[Records provided]
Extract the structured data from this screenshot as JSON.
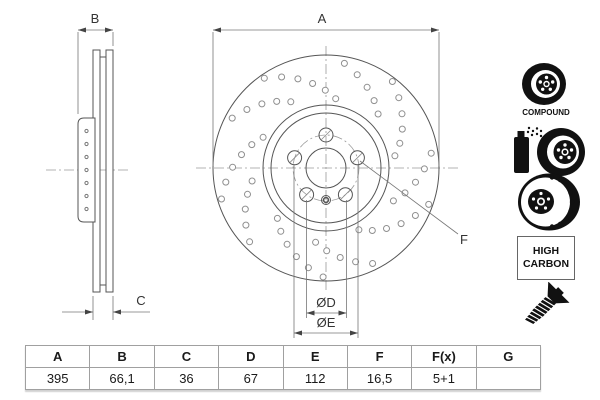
{
  "drawing": {
    "labels": {
      "a": "A",
      "b": "B",
      "c": "C",
      "d": "ØD",
      "e": "ØE",
      "f": "F"
    }
  },
  "icons": {
    "compound_label": "COMPOUND",
    "high_carbon": {
      "line1": "HIGH",
      "line2": "CARBON"
    }
  },
  "table": {
    "headers": [
      "A",
      "B",
      "C",
      "D",
      "E",
      "F",
      "F(x)",
      "G"
    ],
    "values": [
      "395",
      "66,1",
      "36",
      "67",
      "112",
      "16,5",
      "5+1",
      ""
    ]
  },
  "colors": {
    "line": "#555555",
    "thin_line": "#777777",
    "centerline": "#9a9a9a",
    "dimple": "#8f8f8f",
    "icon": "#111111",
    "table_border": "#a0a0a0",
    "background": "#ffffff"
  }
}
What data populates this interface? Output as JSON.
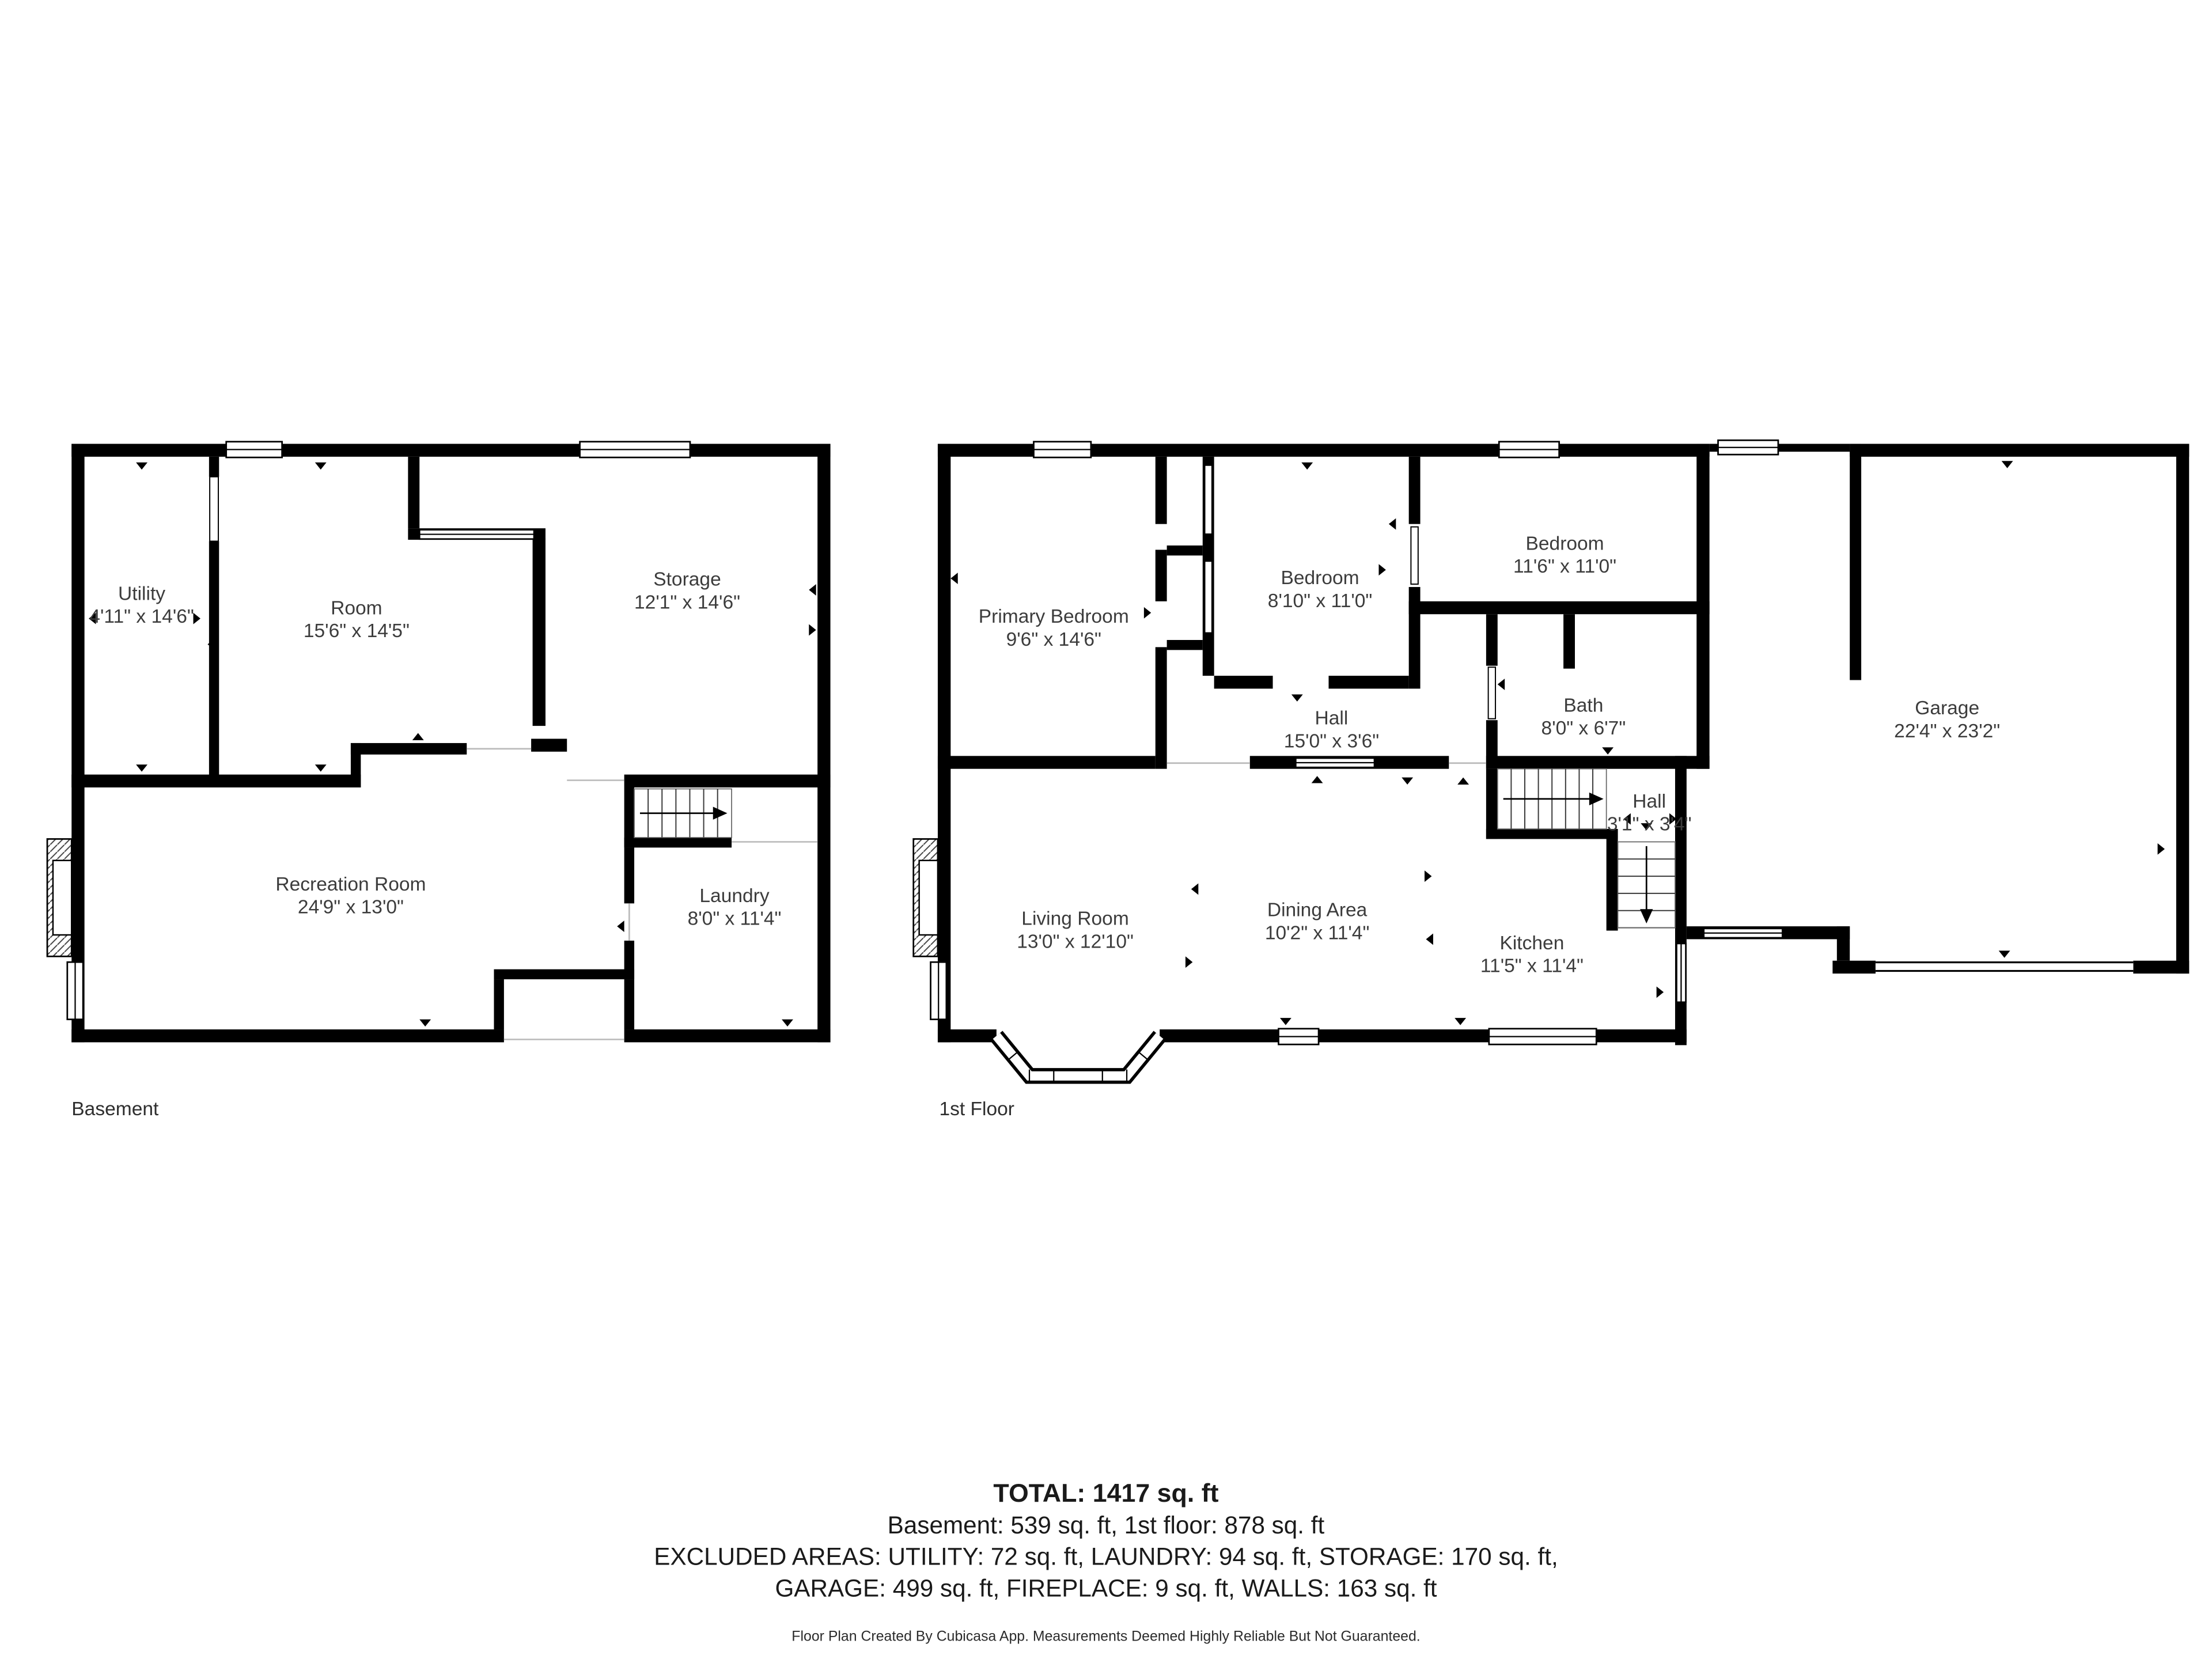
{
  "page": {
    "background": "#ffffff",
    "wall_color": "#000000",
    "label_color": "#3c3c3c"
  },
  "basement": {
    "title": "Basement",
    "rooms": {
      "utility": {
        "name": "Utility",
        "dims": "4'11\" x 14'6\""
      },
      "room": {
        "name": "Room",
        "dims": "15'6\" x 14'5\""
      },
      "storage": {
        "name": "Storage",
        "dims": "12'1\" x 14'6\""
      },
      "recreation_room": {
        "name": "Recreation Room",
        "dims": "24'9\" x 13'0\""
      },
      "laundry": {
        "name": "Laundry",
        "dims": "8'0\" x 11'4\""
      }
    }
  },
  "first_floor": {
    "title": "1st Floor",
    "rooms": {
      "primary_bedroom": {
        "name": "Primary Bedroom",
        "dims": "9'6\" x 14'6\""
      },
      "bedroom_small": {
        "name": "Bedroom",
        "dims": "8'10\" x 11'0\""
      },
      "bedroom_large": {
        "name": "Bedroom",
        "dims": "11'6\" x 11'0\""
      },
      "bath": {
        "name": "Bath",
        "dims": "8'0\" x 6'7\""
      },
      "hall": {
        "name": "Hall",
        "dims": "15'0\" x 3'6\""
      },
      "hall_small": {
        "name": "Hall",
        "dims": "3'1\" x 3'4\""
      },
      "living_room": {
        "name": "Living Room",
        "dims": "13'0\" x 12'10\""
      },
      "dining_area": {
        "name": "Dining Area",
        "dims": "10'2\" x 11'4\""
      },
      "kitchen": {
        "name": "Kitchen",
        "dims": "11'5\" x 11'4\""
      },
      "garage": {
        "name": "Garage",
        "dims": "22'4\" x 23'2\""
      }
    }
  },
  "summary": {
    "total": "TOTAL: 1417 sq. ft",
    "floors": "Basement: 539 sq. ft, 1st floor: 878 sq. ft",
    "excluded_1": "EXCLUDED AREAS: UTILITY: 72 sq. ft, LAUNDRY: 94 sq. ft, STORAGE: 170 sq. ft,",
    "excluded_2": "GARAGE: 499 sq. ft, FIREPLACE: 9 sq. ft, WALLS: 163 sq. ft"
  },
  "footer": "Floor Plan Created By Cubicasa App. Measurements Deemed Highly Reliable But Not Guaranteed."
}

[Work instructions] Copy each line of the listing that includes "this".

[Final result]
Extract the structured data from this screenshot as JSON.
What data populates this interface? Output as JSON.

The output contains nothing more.